Activity
Repeat the following entries verbatim, apart from the pictures.

★ ★ ★ ★

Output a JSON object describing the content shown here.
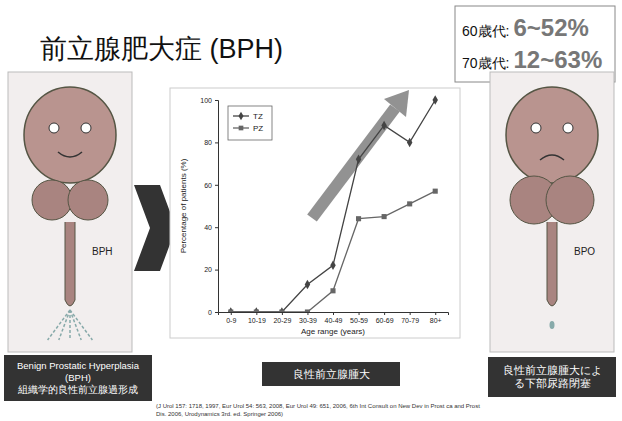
{
  "slide": {
    "title": "前立腺肥大症 (BPH)",
    "stats": [
      {
        "label": "60歳代:",
        "value": "6~52%"
      },
      {
        "label": "70歳代:",
        "value": "12~63%"
      }
    ],
    "image_labels": [
      "BPH",
      "BPO"
    ],
    "captions": [
      {
        "lines": [
          "Benign Prostatic Hyperplasia",
          "(BPH)",
          "組織学的良性前立腺過形成"
        ]
      },
      {
        "lines": [
          "良性前立腺腫大"
        ]
      },
      {
        "lines": [
          "良性前立腺腫大によ",
          "る下部尿路閉塞"
        ]
      }
    ],
    "citation": [
      "(J Urol 157: 1718, 1997, Eur Urol 54: 563, 2008, Eur Urol 49: 651, 2006, 6th Int Consult on New Dev in Prost ca and Prost",
      "Dis. 2006, Urodynamics 3rd. ed. Springer 2006)"
    ]
  },
  "chart_data": {
    "type": "line",
    "x_label": "Age range (years)",
    "y_label": "Percentage of patients (%)",
    "categories": [
      "0-9",
      "10-19",
      "20-29",
      "30-39",
      "40-49",
      "50-59",
      "60-69",
      "70-79",
      "80+"
    ],
    "series": [
      {
        "name": "TZ",
        "color": "#444444",
        "marker": "diamond",
        "values": [
          0,
          0,
          0,
          13,
          22,
          72,
          88,
          80,
          100
        ]
      },
      {
        "name": "PZ",
        "color": "#666666",
        "marker": "square",
        "values": [
          0,
          0,
          0,
          0,
          10,
          44,
          45,
          51,
          57
        ]
      }
    ],
    "ylim": [
      0,
      100
    ],
    "yticks": [
      0,
      20,
      40,
      60,
      80,
      100
    ],
    "grid": false,
    "legend": "upper left"
  }
}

★ ★ ★ ★

Exercise answer
Output a JSON object describing the content shown here.
{
  "slide": {
    "title": "前立腺肥大症 (BPH)",
    "stats": [
      {
        "label": "60歳代:",
        "value": "6~52%"
      },
      {
        "label": "70歳代:",
        "value": "12~63%"
      }
    ],
    "image_labels": [
      "BPH",
      "BPO"
    ],
    "captions": [
      {
        "lines": [
          "Benign Prostatic Hyperplasia",
          "(BPH)",
          "組織学的良性前立腺過形成"
        ]
      },
      {
        "lines": [
          "良性前立腺腫大"
        ]
      },
      {
        "lines": [
          "良性前立腺腫大によ",
          "る下部尿路閉塞"
        ]
      }
    ],
    "citation": [
      "(J Urol 157: 1718, 1997, Eur Urol 54: 563, 2008, Eur Urol 49: 651, 2006, 6th Int Consult on New Dev in Prost ca and Prost",
      "Dis. 2006, Urodynamics 3rd. ed. Springer 2006)"
    ]
  },
  "chart_data": {
    "type": "line",
    "x_label": "Age range (years)",
    "y_label": "Percentage of patients (%)",
    "categories": [
      "0-9",
      "10-19",
      "20-29",
      "30-39",
      "40-49",
      "50-59",
      "60-69",
      "70-79",
      "80+"
    ],
    "series": [
      {
        "name": "TZ",
        "color": "#444444",
        "marker": "diamond",
        "values": [
          0,
          0,
          0,
          13,
          22,
          72,
          88,
          80,
          100
        ]
      },
      {
        "name": "PZ",
        "color": "#666666",
        "marker": "square",
        "values": [
          0,
          0,
          0,
          0,
          10,
          44,
          45,
          51,
          57
        ]
      }
    ],
    "ylim": [
      0,
      100
    ],
    "yticks": [
      0,
      20,
      40,
      60,
      80,
      100
    ],
    "grid": false,
    "legend": "upper left"
  }
}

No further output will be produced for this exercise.